WHAT YOU WILL DO :: Change every occurrence of "package-item-label" to "package-entry-label" in the lines from the first line through the line containing "object-type-cell: amazonredshift (819, 182, 881, 192)", inclusive, and reproduce those lines with all else unchanged.

TASK INPUTS ::

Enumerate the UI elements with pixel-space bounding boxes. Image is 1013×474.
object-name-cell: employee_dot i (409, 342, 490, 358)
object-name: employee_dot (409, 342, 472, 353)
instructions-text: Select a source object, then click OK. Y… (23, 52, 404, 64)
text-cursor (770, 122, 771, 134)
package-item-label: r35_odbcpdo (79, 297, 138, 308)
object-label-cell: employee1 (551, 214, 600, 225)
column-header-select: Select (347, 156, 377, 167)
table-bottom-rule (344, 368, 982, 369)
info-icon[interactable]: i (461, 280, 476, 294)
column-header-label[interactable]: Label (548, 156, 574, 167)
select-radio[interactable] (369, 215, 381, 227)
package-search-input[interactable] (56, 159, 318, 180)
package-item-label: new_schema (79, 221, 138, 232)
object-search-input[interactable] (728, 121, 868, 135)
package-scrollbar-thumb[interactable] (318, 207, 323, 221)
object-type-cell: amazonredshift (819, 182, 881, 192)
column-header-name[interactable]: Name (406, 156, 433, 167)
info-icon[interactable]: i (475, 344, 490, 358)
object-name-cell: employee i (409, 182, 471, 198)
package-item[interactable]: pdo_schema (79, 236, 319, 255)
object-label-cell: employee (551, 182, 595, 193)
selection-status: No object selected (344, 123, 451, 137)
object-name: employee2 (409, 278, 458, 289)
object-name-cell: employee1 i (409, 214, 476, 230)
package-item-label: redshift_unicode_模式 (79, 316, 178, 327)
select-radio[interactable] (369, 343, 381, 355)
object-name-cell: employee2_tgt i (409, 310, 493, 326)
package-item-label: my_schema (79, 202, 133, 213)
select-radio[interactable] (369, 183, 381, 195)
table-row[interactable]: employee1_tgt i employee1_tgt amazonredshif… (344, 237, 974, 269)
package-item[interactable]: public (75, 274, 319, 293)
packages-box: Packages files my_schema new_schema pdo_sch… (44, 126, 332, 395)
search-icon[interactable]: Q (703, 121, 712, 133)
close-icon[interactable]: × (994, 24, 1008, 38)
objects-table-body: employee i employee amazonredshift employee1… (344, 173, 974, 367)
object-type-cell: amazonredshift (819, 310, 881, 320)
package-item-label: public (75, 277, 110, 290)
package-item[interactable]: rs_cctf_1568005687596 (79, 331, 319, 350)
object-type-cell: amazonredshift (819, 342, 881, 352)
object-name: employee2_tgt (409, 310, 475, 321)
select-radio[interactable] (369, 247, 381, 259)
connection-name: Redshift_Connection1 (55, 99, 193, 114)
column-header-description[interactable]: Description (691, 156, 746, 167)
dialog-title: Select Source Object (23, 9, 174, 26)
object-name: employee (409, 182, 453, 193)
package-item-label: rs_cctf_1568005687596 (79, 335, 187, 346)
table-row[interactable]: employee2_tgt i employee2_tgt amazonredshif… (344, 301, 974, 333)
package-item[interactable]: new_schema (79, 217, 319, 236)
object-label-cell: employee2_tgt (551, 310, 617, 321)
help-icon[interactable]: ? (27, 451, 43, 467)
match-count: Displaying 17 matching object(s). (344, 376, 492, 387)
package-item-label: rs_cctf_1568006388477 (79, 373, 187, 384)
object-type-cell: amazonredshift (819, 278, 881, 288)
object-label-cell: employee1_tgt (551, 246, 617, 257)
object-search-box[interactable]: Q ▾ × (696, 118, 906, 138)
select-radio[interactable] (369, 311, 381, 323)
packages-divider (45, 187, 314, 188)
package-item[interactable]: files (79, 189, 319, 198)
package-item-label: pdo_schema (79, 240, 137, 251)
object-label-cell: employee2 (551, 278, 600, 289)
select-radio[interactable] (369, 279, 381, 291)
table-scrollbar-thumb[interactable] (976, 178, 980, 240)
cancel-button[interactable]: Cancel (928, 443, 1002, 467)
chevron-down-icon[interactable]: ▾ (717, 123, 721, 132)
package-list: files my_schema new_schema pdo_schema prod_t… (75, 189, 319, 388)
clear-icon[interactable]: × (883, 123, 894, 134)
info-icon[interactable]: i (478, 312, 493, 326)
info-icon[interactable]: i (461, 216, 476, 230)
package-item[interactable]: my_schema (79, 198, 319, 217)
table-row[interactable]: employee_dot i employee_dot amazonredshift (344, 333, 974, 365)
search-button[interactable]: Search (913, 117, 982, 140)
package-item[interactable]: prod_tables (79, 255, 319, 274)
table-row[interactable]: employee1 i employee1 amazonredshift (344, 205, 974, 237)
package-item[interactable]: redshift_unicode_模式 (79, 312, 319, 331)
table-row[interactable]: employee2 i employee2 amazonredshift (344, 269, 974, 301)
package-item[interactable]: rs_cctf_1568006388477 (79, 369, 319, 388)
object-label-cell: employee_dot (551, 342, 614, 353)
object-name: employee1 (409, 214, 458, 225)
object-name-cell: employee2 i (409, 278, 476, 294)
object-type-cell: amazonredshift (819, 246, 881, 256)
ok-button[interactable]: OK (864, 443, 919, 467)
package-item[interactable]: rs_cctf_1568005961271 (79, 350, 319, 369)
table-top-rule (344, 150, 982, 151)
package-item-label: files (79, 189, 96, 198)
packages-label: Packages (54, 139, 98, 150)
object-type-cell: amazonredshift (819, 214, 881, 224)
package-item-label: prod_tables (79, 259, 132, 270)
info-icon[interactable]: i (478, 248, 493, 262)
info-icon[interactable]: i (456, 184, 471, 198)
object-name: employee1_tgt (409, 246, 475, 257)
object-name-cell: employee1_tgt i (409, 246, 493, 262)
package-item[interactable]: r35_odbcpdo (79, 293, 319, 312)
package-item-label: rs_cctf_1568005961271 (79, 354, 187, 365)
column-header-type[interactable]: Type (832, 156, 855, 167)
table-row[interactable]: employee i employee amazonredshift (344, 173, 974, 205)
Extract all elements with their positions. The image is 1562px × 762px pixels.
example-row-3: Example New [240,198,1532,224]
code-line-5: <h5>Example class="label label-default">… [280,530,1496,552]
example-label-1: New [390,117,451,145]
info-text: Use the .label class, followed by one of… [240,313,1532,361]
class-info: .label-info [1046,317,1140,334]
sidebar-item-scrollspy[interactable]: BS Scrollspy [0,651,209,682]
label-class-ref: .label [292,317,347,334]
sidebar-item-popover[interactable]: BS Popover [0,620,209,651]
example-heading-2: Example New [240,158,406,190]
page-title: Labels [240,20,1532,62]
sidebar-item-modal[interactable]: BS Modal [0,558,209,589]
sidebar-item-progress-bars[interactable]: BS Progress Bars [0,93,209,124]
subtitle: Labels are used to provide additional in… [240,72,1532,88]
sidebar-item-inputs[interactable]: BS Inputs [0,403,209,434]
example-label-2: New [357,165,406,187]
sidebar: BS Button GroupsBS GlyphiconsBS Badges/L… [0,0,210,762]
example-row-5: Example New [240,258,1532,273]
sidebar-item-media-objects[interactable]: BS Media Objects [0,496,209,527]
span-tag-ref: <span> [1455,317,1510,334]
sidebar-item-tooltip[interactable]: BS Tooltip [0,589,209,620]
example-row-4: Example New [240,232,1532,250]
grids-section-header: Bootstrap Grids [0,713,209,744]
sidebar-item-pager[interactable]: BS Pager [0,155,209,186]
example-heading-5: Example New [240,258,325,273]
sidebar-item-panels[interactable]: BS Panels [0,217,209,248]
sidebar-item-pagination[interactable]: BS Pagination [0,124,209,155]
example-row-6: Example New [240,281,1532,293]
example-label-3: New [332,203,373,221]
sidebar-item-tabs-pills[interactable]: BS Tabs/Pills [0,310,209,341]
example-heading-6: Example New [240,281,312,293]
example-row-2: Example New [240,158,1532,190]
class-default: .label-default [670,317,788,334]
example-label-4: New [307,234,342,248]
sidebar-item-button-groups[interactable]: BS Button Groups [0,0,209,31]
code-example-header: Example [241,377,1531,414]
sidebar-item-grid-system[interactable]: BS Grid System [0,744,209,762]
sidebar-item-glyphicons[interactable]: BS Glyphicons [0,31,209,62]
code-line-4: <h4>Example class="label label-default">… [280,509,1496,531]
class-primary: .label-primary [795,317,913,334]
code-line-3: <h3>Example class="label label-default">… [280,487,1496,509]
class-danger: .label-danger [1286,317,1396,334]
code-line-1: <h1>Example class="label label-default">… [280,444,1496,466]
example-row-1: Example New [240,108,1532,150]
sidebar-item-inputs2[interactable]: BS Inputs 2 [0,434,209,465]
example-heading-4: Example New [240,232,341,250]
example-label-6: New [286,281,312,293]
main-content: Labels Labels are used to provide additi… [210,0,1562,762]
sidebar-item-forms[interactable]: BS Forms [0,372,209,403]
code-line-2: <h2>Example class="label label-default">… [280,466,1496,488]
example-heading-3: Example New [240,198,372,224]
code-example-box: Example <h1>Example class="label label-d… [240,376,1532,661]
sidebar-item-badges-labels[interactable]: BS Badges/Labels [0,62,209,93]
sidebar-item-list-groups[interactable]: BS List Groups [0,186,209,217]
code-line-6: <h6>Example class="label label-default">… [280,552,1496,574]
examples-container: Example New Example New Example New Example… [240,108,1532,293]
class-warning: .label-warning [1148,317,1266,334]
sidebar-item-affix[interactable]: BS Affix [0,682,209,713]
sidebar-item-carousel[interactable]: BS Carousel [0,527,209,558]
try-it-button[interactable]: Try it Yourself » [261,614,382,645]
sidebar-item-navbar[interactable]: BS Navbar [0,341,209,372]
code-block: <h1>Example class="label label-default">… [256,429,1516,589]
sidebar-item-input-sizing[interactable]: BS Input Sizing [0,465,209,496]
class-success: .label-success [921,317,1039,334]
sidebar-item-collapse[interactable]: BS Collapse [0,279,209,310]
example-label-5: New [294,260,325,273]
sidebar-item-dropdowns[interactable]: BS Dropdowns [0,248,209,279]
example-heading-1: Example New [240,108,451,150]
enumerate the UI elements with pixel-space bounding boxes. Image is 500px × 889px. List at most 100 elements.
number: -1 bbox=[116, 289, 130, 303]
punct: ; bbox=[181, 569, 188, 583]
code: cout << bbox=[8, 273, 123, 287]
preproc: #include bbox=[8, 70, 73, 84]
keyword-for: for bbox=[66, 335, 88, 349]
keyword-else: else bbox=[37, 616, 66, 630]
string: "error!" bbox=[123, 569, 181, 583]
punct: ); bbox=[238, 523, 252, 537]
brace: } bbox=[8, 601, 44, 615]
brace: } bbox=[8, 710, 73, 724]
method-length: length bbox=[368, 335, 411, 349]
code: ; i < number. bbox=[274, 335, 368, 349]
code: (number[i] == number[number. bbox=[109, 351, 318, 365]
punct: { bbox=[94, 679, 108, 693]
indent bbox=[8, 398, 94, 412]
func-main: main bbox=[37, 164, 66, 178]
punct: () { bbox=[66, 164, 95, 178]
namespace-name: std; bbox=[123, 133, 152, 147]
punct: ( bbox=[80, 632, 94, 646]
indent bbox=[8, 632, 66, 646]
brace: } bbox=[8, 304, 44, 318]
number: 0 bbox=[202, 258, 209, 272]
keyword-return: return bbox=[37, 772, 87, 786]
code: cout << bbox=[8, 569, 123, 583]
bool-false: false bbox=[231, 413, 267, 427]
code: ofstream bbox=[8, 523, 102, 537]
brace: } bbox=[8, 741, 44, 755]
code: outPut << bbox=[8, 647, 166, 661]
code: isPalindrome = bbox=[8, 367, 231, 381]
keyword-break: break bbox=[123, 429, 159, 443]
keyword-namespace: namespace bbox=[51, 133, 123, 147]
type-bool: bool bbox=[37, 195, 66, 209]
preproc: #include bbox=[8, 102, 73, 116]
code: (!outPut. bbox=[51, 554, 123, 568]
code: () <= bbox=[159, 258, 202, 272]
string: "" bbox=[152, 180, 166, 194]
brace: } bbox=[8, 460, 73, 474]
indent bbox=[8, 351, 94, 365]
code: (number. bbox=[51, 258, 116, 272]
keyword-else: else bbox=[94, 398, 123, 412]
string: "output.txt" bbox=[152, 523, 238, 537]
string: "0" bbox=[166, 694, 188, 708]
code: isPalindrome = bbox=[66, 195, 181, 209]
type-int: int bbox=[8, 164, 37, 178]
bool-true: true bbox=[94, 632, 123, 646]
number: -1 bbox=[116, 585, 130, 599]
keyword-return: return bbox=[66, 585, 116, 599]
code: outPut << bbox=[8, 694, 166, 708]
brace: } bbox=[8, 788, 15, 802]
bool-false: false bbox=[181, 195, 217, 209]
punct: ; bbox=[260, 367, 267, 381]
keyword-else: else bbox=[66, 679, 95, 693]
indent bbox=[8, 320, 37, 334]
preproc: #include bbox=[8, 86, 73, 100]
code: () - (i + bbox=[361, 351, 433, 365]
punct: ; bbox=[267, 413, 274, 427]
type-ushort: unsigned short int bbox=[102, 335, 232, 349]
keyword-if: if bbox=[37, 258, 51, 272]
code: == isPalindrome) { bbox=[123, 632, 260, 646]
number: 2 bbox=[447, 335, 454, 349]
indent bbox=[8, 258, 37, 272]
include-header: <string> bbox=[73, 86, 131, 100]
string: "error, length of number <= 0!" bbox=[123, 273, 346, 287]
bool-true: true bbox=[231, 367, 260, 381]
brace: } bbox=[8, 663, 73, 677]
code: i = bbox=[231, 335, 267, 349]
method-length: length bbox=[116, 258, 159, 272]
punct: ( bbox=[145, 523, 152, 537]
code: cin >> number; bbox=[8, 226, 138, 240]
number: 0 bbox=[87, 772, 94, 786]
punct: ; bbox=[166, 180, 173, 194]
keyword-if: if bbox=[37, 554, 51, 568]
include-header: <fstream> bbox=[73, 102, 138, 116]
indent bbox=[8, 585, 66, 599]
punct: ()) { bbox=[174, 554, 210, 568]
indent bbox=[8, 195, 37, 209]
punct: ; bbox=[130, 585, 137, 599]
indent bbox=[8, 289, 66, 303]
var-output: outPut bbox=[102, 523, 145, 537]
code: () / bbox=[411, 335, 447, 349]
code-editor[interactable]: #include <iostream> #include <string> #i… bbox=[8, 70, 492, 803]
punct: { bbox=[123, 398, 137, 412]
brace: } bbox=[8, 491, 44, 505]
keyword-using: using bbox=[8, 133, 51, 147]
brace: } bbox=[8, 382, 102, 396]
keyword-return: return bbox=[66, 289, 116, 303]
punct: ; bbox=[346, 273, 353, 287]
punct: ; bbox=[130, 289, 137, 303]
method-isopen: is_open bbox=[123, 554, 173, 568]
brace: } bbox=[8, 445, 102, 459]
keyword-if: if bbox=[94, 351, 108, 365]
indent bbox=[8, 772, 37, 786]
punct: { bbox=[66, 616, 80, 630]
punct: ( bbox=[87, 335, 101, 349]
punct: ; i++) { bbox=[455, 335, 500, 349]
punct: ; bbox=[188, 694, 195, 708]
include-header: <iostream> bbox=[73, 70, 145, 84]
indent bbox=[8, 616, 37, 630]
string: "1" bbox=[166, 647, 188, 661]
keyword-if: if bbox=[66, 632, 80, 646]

RESPONSE TO THE EXERCISE ::
Enumerate the UI elements with pixel-space bounding boxes. Image is 1013×474.
object-name-cell: employee_dot i (409, 342, 490, 358)
object-name: employee_dot (409, 342, 472, 353)
instructions-text: Select a source object, then click OK. Y… (23, 52, 404, 64)
text-cursor (770, 122, 771, 134)
package-entry-label: r35_odbcpdo (79, 297, 138, 308)
object-label-cell: employee1 (551, 214, 600, 225)
column-header-select: Select (347, 156, 377, 167)
table-bottom-rule (344, 368, 982, 369)
info-icon[interactable]: i (461, 280, 476, 294)
column-header-label[interactable]: Label (548, 156, 574, 167)
select-radio[interactable] (369, 215, 381, 227)
package-search-input[interactable] (56, 159, 318, 180)
package-entry-label: new_schema (79, 221, 138, 232)
object-search-input[interactable] (728, 121, 868, 135)
package-scrollbar-thumb[interactable] (318, 207, 323, 221)
object-type-cell: amazonredshift (819, 182, 881, 192)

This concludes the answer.